Provided records:
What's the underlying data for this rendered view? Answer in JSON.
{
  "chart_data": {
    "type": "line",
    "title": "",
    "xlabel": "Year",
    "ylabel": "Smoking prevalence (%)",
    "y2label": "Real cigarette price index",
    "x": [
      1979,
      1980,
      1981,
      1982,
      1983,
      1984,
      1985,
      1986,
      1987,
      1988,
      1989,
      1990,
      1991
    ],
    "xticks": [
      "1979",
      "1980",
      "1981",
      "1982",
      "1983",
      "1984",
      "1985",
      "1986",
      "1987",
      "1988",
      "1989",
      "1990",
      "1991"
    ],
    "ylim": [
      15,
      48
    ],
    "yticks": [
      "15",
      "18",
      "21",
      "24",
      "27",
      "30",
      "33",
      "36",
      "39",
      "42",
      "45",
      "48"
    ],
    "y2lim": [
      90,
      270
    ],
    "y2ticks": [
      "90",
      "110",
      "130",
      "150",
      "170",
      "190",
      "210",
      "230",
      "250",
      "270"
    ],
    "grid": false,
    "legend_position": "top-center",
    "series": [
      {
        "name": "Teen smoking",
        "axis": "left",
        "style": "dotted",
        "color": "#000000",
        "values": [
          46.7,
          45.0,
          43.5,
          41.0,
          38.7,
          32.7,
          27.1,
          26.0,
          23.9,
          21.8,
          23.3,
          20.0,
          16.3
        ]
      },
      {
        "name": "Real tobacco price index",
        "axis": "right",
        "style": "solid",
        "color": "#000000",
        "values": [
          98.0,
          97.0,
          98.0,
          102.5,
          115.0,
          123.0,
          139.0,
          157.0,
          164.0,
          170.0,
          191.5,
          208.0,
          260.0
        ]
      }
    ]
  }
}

Problem to work on: Exactly as they are written, print the entries again.

Result for this task:
What's the underlying data for this rendered view? Answer in JSON.
{
  "chart_data": {
    "type": "line",
    "title": "",
    "xlabel": "Year",
    "ylabel": "Smoking prevalence (%)",
    "y2label": "Real cigarette price index",
    "x": [
      1979,
      1980,
      1981,
      1982,
      1983,
      1984,
      1985,
      1986,
      1987,
      1988,
      1989,
      1990,
      1991
    ],
    "xticks": [
      "1979",
      "1980",
      "1981",
      "1982",
      "1983",
      "1984",
      "1985",
      "1986",
      "1987",
      "1988",
      "1989",
      "1990",
      "1991"
    ],
    "ylim": [
      15,
      48
    ],
    "yticks": [
      "15",
      "18",
      "21",
      "24",
      "27",
      "30",
      "33",
      "36",
      "39",
      "42",
      "45",
      "48"
    ],
    "y2lim": [
      90,
      270
    ],
    "y2ticks": [
      "90",
      "110",
      "130",
      "150",
      "170",
      "190",
      "210",
      "230",
      "250",
      "270"
    ],
    "grid": false,
    "legend_position": "top-center",
    "series": [
      {
        "name": "Teen smoking",
        "axis": "left",
        "style": "dotted",
        "color": "#000000",
        "values": [
          46.7,
          45.0,
          43.5,
          41.0,
          38.7,
          32.7,
          27.1,
          26.0,
          23.9,
          21.8,
          23.3,
          20.0,
          16.3
        ]
      },
      {
        "name": "Real tobacco price index",
        "axis": "right",
        "style": "solid",
        "color": "#000000",
        "values": [
          98.0,
          97.0,
          98.0,
          102.5,
          115.0,
          123.0,
          139.0,
          157.0,
          164.0,
          170.0,
          191.5,
          208.0,
          260.0
        ]
      }
    ]
  }
}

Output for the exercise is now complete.